— BEGIN Recorded information —

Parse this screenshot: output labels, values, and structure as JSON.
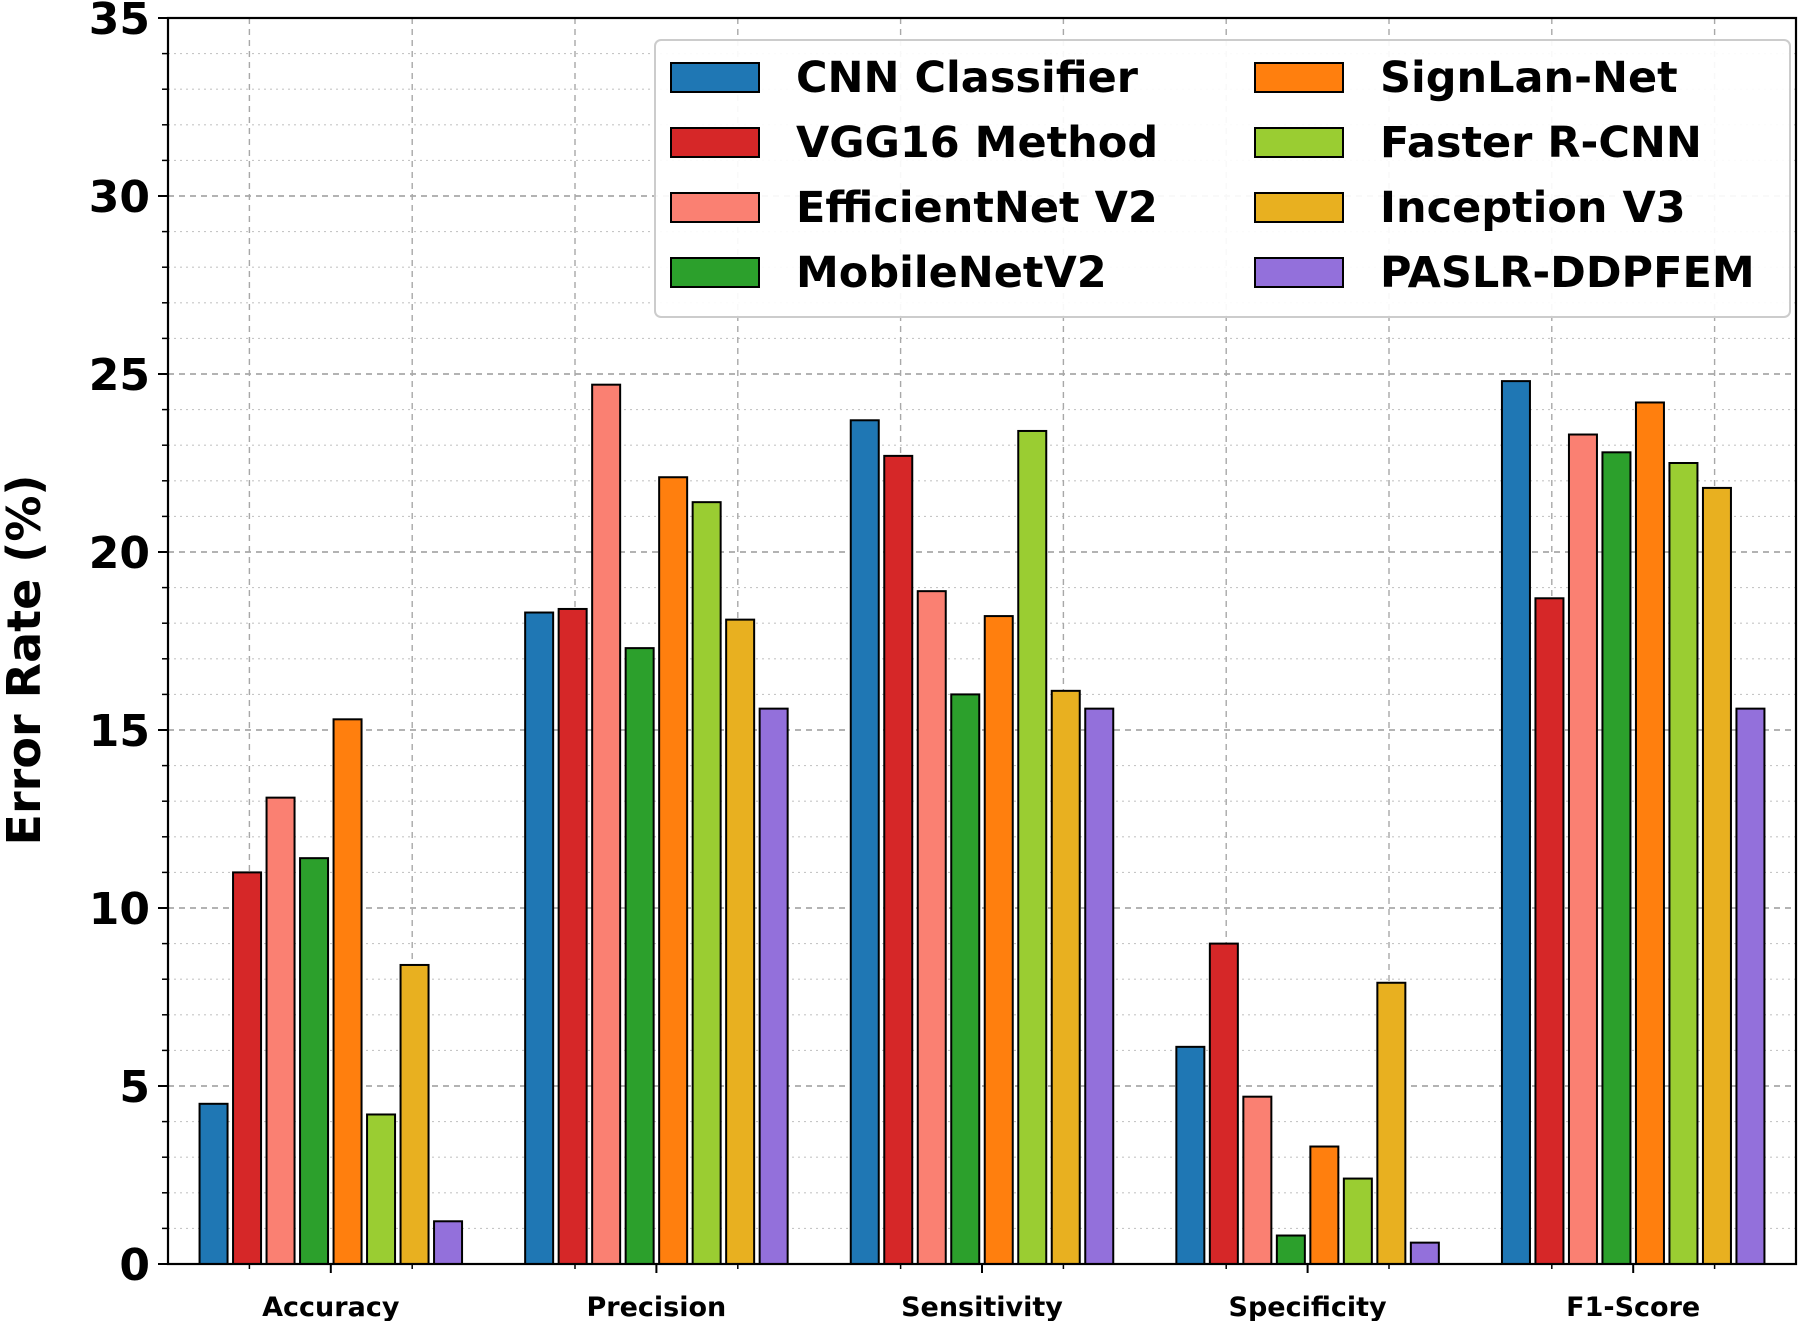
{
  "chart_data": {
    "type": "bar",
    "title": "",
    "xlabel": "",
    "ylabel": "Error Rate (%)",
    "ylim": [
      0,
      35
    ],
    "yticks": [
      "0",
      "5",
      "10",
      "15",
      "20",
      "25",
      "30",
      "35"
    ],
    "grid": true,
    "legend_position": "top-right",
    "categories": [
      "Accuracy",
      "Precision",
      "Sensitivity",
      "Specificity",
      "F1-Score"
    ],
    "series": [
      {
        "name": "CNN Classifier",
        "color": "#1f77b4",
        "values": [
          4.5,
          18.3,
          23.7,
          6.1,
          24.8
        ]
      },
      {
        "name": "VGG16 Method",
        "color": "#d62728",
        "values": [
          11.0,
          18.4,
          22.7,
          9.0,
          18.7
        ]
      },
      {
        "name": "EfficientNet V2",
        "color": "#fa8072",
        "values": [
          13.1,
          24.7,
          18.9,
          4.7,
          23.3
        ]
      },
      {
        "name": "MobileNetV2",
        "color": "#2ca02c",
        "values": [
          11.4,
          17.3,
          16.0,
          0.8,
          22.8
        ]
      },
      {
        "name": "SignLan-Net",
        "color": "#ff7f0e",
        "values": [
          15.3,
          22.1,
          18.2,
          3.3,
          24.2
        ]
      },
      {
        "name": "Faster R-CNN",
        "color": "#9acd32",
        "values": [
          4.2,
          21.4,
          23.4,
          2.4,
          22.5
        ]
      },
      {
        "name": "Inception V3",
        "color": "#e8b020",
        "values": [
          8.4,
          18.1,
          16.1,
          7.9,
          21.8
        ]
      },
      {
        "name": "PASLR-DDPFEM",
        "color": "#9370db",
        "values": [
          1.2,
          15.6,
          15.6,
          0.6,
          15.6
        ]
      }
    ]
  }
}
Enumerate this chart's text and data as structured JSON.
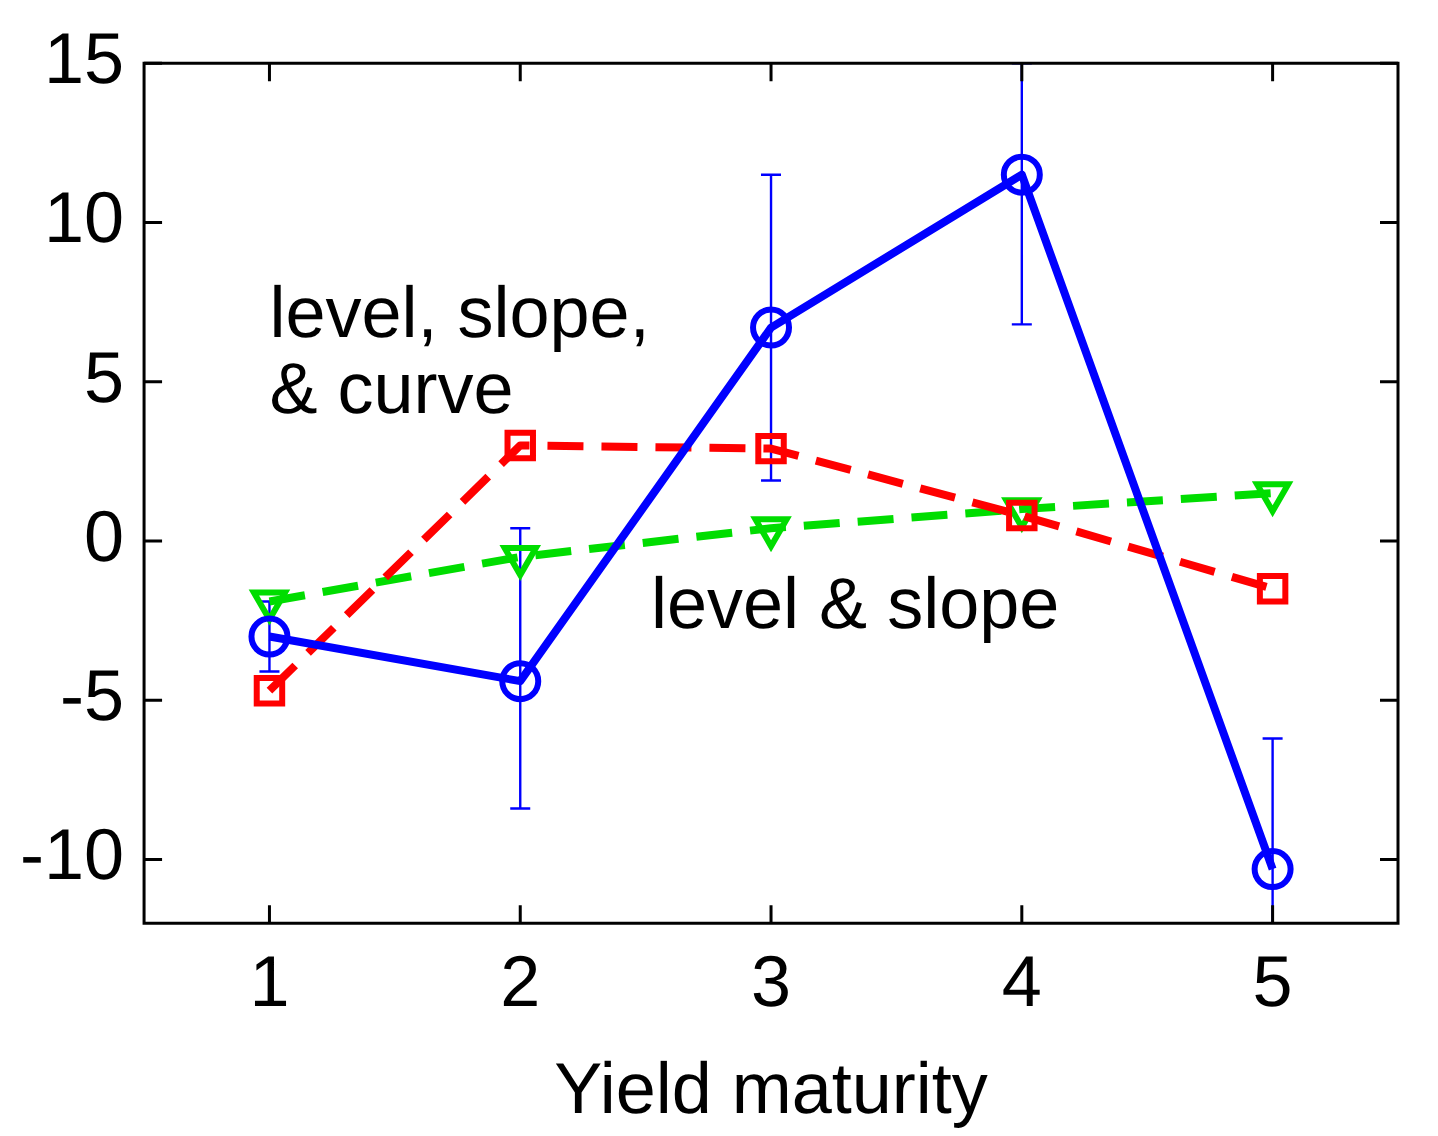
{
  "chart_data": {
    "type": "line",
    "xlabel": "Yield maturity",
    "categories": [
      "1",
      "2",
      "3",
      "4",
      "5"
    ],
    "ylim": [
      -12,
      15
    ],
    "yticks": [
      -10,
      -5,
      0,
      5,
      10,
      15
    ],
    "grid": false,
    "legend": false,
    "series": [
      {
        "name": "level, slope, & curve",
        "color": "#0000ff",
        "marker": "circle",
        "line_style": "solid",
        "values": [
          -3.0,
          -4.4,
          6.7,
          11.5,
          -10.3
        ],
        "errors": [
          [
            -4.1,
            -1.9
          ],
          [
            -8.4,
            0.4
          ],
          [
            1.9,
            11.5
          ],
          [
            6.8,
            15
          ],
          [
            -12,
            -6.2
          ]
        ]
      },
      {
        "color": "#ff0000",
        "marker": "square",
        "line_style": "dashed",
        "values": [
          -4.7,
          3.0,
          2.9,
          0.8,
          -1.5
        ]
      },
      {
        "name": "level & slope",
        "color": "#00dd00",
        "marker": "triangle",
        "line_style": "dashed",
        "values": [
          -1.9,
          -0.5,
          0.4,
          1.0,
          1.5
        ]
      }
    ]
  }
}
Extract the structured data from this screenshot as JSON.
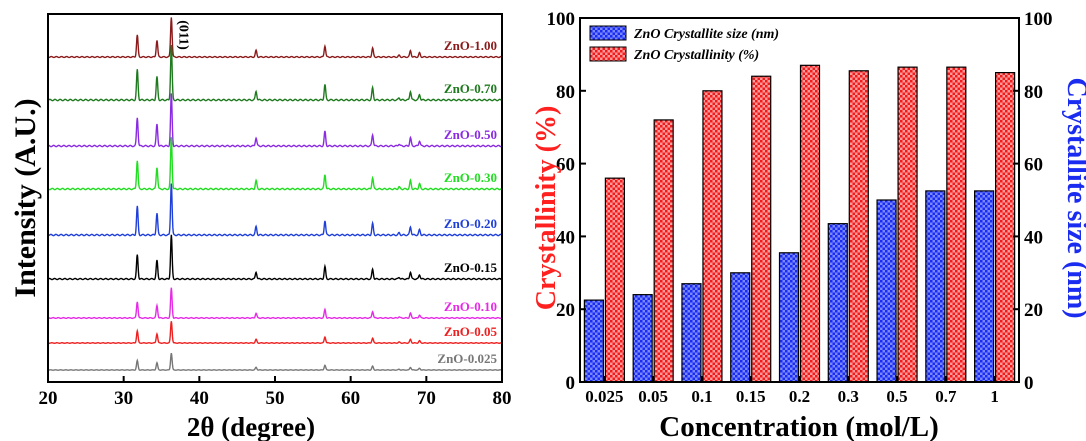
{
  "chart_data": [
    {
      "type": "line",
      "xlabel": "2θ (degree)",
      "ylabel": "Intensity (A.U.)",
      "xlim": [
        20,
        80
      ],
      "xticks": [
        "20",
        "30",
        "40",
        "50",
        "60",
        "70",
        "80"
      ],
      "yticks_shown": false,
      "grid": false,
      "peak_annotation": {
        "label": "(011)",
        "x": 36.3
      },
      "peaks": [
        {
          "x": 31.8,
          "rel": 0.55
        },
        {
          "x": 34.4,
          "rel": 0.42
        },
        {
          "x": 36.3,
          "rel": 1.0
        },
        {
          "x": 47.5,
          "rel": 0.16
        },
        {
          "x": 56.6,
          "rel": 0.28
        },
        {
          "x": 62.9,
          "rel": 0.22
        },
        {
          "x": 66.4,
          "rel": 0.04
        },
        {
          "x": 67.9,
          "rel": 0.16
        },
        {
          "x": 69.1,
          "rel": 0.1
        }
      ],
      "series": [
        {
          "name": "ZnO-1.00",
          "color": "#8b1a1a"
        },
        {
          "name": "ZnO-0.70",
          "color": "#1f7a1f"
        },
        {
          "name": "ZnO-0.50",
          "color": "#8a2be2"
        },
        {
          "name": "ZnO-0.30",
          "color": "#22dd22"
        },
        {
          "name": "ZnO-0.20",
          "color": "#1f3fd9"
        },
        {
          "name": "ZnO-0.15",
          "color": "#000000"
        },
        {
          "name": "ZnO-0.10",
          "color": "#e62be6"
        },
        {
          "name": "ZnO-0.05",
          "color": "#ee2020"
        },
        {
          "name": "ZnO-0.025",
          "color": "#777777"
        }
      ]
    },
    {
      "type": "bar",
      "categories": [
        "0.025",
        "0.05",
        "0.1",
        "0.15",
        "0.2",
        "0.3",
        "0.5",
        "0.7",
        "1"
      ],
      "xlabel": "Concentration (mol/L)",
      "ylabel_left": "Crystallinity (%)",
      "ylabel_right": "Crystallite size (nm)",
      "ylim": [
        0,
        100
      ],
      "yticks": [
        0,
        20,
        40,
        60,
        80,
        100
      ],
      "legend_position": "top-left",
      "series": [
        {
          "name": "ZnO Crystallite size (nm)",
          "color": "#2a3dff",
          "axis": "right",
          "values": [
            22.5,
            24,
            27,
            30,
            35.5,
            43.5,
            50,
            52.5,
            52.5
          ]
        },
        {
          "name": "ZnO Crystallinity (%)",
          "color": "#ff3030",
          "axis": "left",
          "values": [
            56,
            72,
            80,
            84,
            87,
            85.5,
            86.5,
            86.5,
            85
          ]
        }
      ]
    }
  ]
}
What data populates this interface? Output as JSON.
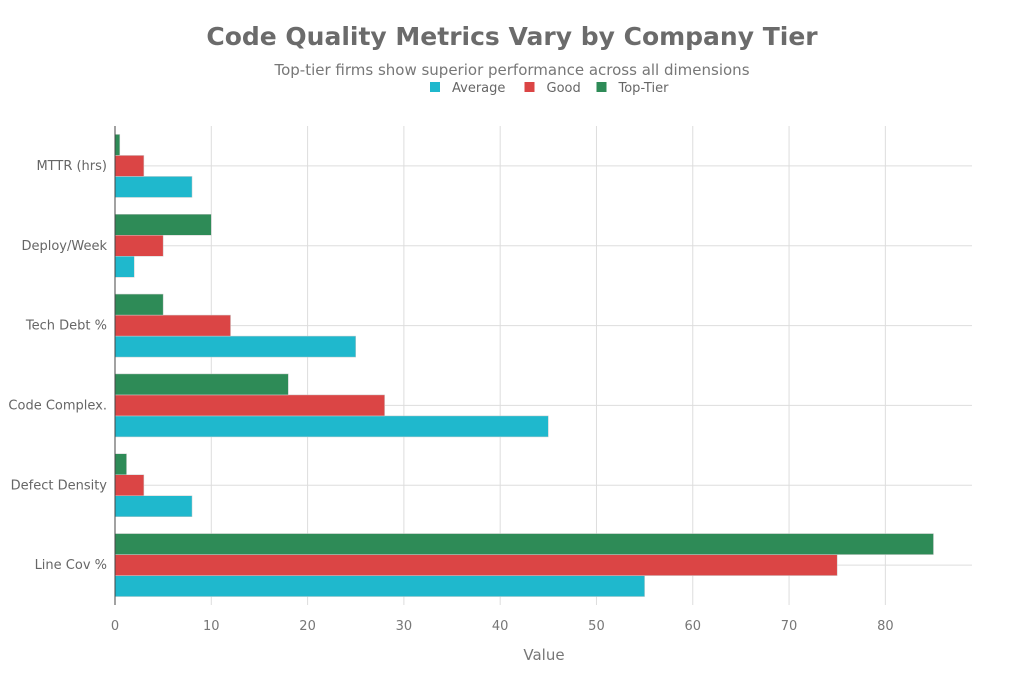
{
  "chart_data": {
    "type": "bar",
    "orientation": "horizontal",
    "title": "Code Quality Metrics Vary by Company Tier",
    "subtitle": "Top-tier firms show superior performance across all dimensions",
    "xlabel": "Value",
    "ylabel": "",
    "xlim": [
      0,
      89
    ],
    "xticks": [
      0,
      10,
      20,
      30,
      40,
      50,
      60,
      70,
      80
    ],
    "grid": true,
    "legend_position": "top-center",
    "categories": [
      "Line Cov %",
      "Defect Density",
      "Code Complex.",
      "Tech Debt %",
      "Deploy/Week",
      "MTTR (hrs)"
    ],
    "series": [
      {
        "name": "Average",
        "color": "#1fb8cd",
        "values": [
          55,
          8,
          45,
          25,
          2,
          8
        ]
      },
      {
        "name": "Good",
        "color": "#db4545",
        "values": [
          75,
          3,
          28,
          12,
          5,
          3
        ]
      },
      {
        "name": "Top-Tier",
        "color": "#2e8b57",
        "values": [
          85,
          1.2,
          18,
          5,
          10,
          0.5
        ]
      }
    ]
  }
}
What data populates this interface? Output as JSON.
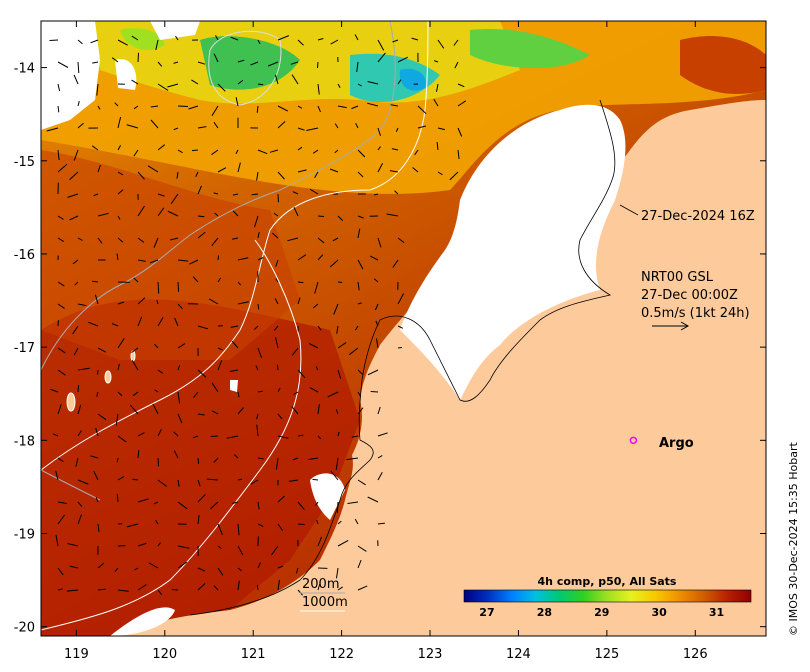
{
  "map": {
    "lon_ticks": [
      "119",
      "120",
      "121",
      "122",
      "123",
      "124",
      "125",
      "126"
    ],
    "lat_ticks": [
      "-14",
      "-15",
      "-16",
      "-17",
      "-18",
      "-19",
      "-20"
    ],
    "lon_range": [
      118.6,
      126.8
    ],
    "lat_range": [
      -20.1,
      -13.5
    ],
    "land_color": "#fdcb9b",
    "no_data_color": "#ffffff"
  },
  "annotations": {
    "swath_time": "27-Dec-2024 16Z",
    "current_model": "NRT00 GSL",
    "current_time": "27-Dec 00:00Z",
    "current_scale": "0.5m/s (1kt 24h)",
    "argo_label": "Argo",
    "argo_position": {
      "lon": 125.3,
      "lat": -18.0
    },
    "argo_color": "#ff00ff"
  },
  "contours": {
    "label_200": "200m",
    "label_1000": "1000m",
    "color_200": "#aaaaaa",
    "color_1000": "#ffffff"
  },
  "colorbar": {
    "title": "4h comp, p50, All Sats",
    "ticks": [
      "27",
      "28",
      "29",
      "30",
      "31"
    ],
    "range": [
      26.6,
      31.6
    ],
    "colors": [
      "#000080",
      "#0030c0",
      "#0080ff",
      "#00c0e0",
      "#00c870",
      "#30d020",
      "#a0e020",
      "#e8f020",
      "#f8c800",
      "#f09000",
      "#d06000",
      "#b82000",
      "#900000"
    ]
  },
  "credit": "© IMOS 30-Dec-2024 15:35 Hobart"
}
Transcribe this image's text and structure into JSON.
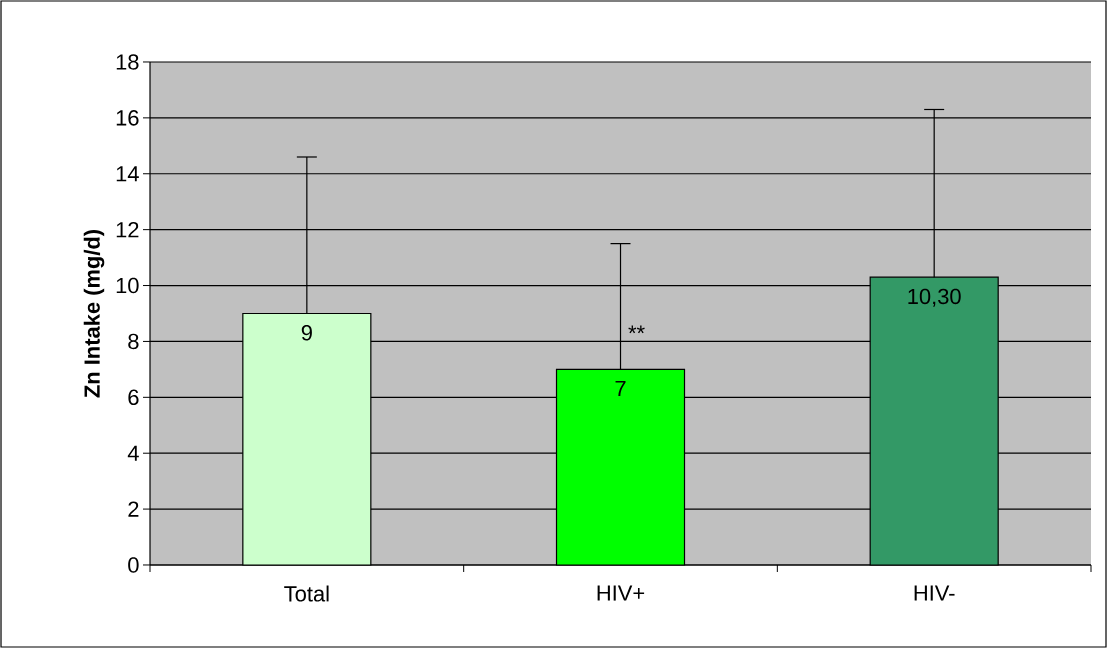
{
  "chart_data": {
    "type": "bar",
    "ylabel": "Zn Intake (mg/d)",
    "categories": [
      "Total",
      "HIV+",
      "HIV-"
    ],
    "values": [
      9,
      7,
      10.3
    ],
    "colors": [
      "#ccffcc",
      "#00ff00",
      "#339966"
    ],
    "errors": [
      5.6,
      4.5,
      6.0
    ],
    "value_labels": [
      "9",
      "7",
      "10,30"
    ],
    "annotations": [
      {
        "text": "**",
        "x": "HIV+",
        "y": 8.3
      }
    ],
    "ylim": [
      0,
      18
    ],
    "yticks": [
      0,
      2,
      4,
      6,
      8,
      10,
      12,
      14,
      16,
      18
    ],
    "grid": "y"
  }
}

— END Recorded information —

Goal: Locate each line with the word "text" and copy it.

Result:
Enumerate this chart's text and data as structured JSON.
Transcribe this image's text and structure into JSON.
        "text": "**",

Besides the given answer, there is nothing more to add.